**Some records:**
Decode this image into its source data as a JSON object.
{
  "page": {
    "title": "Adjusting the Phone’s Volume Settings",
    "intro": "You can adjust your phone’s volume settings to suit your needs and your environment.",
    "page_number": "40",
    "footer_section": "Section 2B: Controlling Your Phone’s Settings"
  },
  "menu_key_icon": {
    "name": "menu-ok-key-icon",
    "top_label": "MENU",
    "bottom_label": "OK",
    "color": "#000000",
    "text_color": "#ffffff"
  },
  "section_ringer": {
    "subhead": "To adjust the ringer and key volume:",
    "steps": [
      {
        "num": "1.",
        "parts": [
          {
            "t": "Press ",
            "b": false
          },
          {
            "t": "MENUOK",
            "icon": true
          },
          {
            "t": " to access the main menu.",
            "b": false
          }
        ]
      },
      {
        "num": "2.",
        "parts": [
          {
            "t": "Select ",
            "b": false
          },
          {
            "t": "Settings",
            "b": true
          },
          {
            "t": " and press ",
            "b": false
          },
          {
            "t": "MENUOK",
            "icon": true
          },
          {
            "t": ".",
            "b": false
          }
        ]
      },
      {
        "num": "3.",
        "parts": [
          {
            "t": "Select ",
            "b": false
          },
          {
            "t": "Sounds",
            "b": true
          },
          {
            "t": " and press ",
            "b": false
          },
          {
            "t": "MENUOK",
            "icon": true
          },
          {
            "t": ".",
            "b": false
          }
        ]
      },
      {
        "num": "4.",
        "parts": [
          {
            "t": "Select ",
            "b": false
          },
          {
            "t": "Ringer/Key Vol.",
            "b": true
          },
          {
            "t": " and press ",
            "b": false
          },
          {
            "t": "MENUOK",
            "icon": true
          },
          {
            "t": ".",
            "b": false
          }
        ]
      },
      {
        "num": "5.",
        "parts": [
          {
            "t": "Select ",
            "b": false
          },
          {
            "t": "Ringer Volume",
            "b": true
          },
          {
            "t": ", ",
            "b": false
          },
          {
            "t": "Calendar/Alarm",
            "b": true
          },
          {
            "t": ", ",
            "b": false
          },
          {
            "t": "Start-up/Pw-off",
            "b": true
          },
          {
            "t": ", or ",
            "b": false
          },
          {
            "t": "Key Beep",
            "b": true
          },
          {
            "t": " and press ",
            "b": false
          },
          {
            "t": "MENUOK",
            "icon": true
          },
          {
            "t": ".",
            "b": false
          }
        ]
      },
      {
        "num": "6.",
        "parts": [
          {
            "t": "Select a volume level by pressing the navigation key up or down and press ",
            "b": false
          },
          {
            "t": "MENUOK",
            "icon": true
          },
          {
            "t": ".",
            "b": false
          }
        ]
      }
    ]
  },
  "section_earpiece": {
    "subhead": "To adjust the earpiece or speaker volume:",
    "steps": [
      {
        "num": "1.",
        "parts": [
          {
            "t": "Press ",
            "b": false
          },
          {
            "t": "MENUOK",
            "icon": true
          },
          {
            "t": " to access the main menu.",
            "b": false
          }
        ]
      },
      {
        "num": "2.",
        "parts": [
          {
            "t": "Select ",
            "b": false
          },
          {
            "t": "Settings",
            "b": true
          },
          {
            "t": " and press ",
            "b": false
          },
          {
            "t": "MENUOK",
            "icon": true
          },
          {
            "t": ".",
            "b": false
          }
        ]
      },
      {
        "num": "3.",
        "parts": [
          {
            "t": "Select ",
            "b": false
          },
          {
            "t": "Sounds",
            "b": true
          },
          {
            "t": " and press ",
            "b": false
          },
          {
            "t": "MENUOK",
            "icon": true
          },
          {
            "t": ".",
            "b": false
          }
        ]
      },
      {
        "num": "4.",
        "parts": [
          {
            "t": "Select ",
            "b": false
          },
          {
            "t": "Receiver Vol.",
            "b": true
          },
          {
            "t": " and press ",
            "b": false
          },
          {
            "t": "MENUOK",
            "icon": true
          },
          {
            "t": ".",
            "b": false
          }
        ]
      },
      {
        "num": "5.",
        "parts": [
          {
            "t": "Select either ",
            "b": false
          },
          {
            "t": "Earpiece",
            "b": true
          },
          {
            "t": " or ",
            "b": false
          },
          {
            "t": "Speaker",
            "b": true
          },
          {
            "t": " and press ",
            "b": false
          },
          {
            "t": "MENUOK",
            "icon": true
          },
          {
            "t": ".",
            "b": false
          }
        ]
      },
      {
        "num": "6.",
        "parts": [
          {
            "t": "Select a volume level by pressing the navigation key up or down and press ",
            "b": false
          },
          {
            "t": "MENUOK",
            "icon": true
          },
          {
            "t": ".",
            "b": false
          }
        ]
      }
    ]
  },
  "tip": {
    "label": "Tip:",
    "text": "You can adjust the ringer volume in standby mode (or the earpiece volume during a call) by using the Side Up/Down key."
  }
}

**Instructions for the task:** In the records shown above, how many lines include the word "subhead"? Answer with the number only.

**The output:** 2